WHAT IS REQUIRED:
Could you rename "Customers and Interested Parties" to "Clients and Stakeholders" wherever it occurs in the material below and return every line otherwise unchanged?

Element box records
[Start]

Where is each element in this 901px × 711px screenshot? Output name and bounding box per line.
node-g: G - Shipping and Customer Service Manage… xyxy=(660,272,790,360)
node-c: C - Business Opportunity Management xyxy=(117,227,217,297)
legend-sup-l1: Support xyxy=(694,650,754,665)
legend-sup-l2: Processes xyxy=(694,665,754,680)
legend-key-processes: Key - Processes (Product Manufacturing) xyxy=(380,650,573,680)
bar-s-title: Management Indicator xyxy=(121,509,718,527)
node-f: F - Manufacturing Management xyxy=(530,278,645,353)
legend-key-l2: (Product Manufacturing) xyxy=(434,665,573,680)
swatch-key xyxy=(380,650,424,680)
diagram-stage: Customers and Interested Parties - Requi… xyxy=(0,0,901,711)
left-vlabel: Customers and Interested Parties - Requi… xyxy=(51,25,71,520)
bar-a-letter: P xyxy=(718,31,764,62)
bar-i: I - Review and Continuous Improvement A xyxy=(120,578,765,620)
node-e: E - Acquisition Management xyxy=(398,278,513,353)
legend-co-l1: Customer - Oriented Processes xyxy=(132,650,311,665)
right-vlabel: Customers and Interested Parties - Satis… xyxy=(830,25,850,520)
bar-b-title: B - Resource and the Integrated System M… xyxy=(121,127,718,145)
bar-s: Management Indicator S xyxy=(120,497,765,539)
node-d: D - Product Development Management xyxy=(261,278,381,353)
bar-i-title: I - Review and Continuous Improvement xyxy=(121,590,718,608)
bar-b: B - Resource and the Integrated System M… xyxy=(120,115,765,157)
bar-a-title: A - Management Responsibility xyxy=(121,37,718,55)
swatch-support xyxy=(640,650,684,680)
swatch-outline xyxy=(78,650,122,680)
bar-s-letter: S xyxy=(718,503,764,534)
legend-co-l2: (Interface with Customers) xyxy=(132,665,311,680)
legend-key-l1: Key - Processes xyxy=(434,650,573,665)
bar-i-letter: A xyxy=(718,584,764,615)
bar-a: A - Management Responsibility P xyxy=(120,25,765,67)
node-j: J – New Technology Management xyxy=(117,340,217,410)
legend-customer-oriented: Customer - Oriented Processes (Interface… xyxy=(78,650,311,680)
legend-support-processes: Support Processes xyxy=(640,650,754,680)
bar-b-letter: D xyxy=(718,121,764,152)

[End]

WRITTEN ANSWER:
Where is each element in this 901px × 711px screenshot? Output name and bounding box per line.
node-g: G - Shipping and Customer Service Manage… xyxy=(660,272,790,360)
node-c: C - Business Opportunity Management xyxy=(117,227,217,297)
legend-sup-l1: Support xyxy=(694,650,754,665)
legend-sup-l2: Processes xyxy=(694,665,754,680)
legend-key-processes: Key - Processes (Product Manufacturing) xyxy=(380,650,573,680)
bar-s-title: Management Indicator xyxy=(121,509,718,527)
node-f: F - Manufacturing Management xyxy=(530,278,645,353)
legend-key-l2: (Product Manufacturing) xyxy=(434,665,573,680)
swatch-key xyxy=(380,650,424,680)
diagram-stage: Clients and Stakeholders - Requi… xyxy=(0,0,901,711)
left-vlabel: Clients and Stakeholders - Requi… xyxy=(51,25,71,520)
bar-a-letter: P xyxy=(718,31,764,62)
bar-i: I - Review and Continuous Improvement A xyxy=(120,578,765,620)
node-e: E - Acquisition Management xyxy=(398,278,513,353)
legend-co-l1: Customer - Oriented Processes xyxy=(132,650,311,665)
right-vlabel: Clients and Stakeholders - Satis… xyxy=(830,25,850,520)
bar-b-title: B - Resource and the Integrated System M… xyxy=(121,127,718,145)
bar-s: Management Indicator S xyxy=(120,497,765,539)
node-d: D - Product Development Management xyxy=(261,278,381,353)
bar-i-title: I - Review and Continuous Improvement xyxy=(121,590,718,608)
bar-b: B - Resource and the Integrated System M… xyxy=(120,115,765,157)
bar-a-title: A - Management Responsibility xyxy=(121,37,718,55)
swatch-support xyxy=(640,650,684,680)
swatch-outline xyxy=(78,650,122,680)
bar-s-letter: S xyxy=(718,503,764,534)
legend-co-l2: (Interface with Customers) xyxy=(132,665,311,680)
legend-key-l1: Key - Processes xyxy=(434,650,573,665)
bar-i-letter: A xyxy=(718,584,764,615)
bar-a: A - Management Responsibility P xyxy=(120,25,765,67)
node-j: J – New Technology Management xyxy=(117,340,217,410)
legend-customer-oriented: Customer - Oriented Processes (Interface… xyxy=(78,650,311,680)
legend-support-processes: Support Processes xyxy=(640,650,754,680)
bar-b-letter: D xyxy=(718,121,764,152)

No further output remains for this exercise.